SOURCE RECORDS =
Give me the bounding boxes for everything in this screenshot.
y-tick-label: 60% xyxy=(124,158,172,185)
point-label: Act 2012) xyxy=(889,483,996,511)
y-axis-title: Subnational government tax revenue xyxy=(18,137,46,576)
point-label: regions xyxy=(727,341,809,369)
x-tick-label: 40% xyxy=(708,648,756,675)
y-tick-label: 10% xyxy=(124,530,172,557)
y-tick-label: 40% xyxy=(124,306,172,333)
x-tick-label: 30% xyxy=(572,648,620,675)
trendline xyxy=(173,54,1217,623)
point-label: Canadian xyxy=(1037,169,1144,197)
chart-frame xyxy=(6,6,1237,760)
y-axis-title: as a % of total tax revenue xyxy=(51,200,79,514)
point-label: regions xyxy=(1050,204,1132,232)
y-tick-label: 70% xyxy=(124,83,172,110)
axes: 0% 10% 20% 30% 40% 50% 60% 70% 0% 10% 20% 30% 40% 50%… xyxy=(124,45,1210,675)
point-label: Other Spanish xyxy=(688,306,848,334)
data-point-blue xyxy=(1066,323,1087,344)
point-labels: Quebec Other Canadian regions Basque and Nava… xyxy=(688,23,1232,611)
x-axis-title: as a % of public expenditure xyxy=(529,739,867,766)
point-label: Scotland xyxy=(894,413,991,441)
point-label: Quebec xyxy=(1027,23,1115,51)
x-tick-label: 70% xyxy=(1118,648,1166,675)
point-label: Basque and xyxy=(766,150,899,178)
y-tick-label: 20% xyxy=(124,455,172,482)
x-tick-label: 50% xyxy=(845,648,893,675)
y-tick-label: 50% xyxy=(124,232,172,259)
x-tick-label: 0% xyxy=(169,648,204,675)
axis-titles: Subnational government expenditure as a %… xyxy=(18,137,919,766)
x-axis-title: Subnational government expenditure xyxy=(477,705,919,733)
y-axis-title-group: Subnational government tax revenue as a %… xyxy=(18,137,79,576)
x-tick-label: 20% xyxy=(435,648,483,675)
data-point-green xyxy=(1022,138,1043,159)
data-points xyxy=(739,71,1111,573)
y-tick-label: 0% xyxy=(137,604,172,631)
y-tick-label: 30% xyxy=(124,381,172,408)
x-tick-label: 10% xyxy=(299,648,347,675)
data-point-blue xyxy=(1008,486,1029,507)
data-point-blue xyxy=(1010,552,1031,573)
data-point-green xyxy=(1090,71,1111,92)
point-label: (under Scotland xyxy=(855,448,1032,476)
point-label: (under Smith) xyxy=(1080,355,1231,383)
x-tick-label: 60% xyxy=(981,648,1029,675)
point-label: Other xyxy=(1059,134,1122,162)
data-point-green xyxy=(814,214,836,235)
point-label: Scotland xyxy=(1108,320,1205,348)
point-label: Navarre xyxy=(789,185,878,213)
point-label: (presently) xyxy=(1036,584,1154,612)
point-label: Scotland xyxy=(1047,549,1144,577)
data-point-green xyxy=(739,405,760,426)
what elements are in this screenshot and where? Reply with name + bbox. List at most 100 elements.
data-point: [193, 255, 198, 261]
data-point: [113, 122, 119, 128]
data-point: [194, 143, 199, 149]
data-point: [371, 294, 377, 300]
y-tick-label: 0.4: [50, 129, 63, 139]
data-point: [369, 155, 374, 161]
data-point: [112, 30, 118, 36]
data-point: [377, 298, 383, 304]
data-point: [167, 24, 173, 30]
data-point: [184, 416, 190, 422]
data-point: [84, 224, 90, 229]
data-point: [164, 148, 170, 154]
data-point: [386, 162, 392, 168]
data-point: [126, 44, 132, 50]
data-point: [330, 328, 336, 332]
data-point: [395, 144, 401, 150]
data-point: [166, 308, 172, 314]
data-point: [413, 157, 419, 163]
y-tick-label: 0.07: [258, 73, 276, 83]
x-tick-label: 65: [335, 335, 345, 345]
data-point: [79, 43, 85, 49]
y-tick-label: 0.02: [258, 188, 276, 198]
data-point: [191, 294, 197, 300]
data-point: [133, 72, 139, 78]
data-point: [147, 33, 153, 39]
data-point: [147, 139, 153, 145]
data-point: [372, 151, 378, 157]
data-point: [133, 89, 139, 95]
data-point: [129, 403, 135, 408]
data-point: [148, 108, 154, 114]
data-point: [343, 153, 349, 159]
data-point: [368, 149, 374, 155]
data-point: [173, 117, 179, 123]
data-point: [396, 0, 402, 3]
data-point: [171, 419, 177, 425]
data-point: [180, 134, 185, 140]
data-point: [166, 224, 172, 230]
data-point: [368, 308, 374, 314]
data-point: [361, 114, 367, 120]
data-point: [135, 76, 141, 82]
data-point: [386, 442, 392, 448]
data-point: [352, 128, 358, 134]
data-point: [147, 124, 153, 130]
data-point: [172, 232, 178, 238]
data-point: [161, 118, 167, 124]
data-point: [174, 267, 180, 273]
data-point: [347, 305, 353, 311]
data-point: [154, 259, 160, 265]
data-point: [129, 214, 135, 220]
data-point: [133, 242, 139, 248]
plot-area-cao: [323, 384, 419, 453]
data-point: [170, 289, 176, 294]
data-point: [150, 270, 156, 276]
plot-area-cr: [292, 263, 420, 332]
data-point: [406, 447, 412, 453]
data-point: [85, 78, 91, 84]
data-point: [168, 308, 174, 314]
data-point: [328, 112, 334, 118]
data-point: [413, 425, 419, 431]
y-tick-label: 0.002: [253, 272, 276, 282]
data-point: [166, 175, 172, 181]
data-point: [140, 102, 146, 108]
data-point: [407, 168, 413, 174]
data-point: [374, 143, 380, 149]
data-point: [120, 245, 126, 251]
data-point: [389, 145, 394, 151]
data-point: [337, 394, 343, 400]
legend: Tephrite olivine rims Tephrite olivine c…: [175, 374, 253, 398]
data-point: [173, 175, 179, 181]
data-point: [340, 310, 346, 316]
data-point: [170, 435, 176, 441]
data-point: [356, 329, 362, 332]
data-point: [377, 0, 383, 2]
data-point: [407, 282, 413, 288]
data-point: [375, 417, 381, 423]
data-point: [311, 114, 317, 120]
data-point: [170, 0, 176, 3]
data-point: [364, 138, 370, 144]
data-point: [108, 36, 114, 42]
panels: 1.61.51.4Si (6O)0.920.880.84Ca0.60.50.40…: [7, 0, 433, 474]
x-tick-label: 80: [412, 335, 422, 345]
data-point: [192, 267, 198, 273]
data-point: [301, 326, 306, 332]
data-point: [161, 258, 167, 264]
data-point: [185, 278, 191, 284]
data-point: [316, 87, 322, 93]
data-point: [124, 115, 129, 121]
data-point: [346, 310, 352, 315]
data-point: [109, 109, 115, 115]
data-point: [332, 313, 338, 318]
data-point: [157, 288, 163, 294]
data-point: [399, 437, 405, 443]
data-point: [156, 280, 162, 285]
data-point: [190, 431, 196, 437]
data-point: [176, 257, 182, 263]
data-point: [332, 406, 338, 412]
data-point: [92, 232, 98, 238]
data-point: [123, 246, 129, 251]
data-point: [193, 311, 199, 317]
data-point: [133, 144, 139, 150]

WORK TO COMPLETE =
Copy out every line above, from the very first one down to the line containing "trendline xyxy=(173,54,1217,623)", including that line, with no changes.

FULL RESPONSE =
Give me the bounding boxes for everything in this screenshot.
y-tick-label: 60% xyxy=(124,158,172,185)
point-label: Act 2012) xyxy=(889,483,996,511)
y-axis-title: Subnational government tax revenue xyxy=(18,137,46,576)
point-label: regions xyxy=(727,341,809,369)
x-tick-label: 40% xyxy=(708,648,756,675)
y-tick-label: 10% xyxy=(124,530,172,557)
y-tick-label: 40% xyxy=(124,306,172,333)
x-tick-label: 30% xyxy=(572,648,620,675)
trendline xyxy=(173,54,1217,623)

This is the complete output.